DATA FOR THIS TASK
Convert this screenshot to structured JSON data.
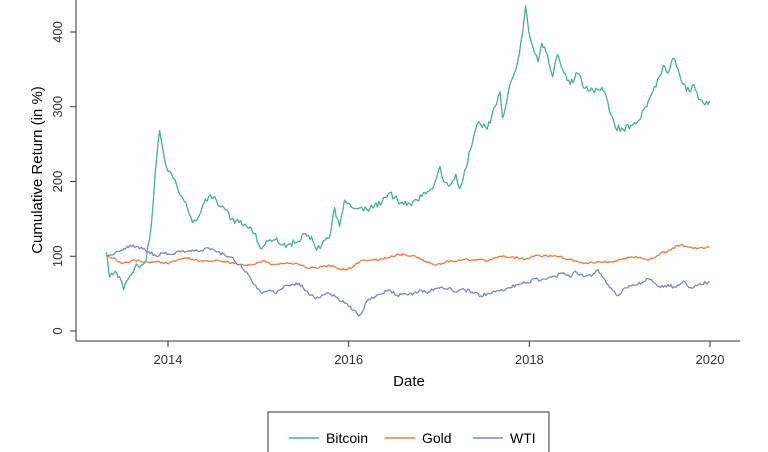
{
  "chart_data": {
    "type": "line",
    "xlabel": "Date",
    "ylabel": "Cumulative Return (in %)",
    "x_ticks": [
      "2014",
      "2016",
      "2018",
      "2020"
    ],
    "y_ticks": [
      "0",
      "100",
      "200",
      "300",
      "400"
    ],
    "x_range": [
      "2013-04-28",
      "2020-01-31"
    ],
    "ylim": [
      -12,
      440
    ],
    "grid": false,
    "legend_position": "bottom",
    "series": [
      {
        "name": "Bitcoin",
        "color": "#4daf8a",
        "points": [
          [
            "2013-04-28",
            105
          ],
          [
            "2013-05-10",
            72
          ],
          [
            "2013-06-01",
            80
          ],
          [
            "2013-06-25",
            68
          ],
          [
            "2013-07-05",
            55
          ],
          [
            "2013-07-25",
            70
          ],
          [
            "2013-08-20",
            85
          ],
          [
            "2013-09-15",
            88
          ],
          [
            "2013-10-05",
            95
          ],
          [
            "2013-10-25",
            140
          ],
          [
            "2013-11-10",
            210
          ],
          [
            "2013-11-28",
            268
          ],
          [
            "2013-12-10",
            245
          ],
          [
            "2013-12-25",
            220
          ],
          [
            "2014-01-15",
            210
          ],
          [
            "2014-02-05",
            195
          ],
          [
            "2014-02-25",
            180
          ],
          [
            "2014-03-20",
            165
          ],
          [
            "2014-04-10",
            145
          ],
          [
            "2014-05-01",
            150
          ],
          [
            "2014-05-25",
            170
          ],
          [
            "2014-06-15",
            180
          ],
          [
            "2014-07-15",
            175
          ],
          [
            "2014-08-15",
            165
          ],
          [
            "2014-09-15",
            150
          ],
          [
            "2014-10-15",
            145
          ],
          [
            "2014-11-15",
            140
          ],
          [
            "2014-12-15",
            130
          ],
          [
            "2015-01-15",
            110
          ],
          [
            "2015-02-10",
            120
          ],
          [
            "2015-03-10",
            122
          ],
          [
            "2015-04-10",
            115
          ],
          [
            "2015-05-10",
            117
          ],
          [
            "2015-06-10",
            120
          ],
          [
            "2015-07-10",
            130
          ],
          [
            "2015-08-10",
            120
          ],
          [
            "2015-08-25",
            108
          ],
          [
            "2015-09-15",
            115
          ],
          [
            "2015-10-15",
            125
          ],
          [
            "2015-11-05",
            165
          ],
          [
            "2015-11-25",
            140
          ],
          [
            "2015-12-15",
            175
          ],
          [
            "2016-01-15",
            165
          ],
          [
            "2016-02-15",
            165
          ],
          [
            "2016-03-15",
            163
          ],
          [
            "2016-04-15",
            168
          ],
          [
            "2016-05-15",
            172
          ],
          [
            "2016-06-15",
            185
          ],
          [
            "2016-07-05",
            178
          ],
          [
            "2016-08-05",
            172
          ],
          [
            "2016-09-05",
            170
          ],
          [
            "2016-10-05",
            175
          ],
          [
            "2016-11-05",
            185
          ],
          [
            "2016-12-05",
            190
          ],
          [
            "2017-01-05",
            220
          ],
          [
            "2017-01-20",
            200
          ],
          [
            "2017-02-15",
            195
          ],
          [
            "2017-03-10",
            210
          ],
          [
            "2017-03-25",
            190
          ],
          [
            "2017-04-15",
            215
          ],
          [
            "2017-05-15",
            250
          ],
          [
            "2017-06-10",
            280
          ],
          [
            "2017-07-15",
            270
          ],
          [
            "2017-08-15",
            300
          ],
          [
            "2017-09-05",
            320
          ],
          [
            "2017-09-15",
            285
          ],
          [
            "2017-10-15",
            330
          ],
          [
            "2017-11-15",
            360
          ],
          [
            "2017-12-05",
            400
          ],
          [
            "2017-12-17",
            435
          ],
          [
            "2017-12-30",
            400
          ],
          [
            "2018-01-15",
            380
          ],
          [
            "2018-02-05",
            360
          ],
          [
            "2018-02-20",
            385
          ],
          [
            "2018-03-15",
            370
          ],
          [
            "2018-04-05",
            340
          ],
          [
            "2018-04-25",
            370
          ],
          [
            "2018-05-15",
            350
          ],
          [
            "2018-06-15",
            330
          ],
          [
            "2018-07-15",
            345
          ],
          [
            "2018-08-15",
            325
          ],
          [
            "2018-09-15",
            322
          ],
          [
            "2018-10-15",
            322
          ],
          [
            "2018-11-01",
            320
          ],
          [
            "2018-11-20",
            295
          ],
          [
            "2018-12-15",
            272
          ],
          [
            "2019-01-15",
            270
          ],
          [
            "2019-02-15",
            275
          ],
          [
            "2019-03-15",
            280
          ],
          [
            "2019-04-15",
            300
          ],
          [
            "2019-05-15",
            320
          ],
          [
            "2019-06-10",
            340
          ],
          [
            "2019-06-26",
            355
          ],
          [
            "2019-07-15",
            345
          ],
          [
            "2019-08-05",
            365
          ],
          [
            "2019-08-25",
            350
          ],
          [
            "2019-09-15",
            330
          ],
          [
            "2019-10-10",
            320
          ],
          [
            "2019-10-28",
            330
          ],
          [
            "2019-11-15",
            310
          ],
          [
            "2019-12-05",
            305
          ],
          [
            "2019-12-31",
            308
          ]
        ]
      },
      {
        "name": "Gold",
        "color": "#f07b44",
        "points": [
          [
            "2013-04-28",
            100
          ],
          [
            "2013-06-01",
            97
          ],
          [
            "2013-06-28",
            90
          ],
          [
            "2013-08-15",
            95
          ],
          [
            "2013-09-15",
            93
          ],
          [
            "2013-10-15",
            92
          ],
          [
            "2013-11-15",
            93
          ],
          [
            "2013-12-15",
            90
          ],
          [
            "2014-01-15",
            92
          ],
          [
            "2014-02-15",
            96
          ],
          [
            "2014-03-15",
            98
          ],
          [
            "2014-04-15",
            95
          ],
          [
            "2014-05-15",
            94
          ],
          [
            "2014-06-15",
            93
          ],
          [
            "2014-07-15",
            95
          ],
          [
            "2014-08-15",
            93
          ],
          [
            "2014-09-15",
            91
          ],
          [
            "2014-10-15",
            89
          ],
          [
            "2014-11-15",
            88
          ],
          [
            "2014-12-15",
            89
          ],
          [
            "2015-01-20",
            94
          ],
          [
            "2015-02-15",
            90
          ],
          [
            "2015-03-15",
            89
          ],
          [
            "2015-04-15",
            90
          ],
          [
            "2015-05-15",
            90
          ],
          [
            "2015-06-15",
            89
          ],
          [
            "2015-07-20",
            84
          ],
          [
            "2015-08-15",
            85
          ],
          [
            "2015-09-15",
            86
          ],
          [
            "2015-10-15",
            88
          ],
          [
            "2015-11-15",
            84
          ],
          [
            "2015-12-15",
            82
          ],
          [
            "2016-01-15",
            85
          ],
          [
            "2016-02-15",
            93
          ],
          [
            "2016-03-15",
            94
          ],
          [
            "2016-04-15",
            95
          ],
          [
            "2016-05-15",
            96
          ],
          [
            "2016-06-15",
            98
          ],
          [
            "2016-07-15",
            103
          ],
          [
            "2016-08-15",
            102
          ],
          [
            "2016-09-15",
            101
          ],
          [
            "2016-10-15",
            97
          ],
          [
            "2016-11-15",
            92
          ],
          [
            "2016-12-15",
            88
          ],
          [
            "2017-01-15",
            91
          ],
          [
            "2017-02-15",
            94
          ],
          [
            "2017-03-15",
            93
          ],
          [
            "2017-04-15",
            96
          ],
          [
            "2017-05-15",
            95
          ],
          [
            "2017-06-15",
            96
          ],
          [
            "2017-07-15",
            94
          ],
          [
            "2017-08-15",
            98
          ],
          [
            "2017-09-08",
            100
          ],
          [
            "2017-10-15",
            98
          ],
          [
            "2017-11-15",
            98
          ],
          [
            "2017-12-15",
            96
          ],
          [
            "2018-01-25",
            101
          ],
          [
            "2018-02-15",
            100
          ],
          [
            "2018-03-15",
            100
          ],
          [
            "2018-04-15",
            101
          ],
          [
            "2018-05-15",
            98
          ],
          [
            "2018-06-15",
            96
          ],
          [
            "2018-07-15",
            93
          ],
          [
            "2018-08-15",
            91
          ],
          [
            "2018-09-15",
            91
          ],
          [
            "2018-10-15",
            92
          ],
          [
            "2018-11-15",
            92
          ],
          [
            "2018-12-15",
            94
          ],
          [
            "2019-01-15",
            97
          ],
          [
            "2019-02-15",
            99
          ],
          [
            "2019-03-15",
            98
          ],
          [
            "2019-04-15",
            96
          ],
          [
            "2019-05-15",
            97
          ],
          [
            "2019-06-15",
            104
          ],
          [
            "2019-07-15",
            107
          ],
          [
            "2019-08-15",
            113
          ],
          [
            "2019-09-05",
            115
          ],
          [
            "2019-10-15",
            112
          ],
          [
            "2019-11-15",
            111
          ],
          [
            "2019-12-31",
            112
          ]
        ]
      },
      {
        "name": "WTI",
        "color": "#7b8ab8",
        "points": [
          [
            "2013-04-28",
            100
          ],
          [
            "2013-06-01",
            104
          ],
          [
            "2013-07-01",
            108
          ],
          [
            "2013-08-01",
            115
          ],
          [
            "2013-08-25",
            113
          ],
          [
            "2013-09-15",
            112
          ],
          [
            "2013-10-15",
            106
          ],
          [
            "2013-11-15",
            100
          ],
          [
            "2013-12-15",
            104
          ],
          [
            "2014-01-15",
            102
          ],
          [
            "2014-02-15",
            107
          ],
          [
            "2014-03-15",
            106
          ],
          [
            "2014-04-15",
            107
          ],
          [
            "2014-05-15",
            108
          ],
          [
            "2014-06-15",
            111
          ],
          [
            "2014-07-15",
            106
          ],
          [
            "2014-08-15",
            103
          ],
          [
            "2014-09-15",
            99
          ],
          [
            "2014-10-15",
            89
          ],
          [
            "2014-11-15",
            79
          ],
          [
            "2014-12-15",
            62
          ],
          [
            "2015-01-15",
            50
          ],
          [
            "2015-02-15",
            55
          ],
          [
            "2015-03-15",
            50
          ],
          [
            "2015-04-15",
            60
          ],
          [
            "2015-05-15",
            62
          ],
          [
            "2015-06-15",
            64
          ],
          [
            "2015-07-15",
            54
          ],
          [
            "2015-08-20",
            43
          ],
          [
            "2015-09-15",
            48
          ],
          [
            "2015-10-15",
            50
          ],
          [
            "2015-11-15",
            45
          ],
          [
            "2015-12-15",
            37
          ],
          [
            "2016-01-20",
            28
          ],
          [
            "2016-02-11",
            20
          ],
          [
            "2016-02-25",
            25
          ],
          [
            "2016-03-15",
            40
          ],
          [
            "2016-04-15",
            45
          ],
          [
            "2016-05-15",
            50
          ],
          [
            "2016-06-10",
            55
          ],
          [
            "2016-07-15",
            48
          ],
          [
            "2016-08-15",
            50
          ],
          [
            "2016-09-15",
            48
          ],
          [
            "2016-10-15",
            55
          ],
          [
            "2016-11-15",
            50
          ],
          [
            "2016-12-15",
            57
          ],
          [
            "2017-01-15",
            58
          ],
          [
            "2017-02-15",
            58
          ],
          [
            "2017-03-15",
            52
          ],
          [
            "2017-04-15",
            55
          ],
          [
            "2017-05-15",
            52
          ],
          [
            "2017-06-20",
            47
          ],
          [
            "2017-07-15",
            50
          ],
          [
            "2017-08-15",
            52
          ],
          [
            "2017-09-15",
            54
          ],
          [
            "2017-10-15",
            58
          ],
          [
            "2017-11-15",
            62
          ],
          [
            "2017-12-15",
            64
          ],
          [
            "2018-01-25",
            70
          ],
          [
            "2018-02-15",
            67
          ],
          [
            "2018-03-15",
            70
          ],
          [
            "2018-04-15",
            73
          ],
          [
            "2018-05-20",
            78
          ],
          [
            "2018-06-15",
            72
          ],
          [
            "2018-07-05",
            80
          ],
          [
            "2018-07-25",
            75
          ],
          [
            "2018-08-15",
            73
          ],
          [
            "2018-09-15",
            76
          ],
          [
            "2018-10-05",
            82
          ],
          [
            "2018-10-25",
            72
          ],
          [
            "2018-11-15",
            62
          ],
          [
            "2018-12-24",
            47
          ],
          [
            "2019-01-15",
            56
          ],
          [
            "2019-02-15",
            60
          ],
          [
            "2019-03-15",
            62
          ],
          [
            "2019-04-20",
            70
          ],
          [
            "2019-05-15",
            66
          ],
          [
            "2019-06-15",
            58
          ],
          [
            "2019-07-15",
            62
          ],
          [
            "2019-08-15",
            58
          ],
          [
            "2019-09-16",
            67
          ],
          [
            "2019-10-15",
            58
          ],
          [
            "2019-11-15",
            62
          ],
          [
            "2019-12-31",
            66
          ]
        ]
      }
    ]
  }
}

EXERCISE BRIEF
Gather all lines from the records above in which "color" appears.

TASK RESPONSE
        "color": "#4daf8a",
        "color": "#f07b44",
        "color": "#7b8ab8",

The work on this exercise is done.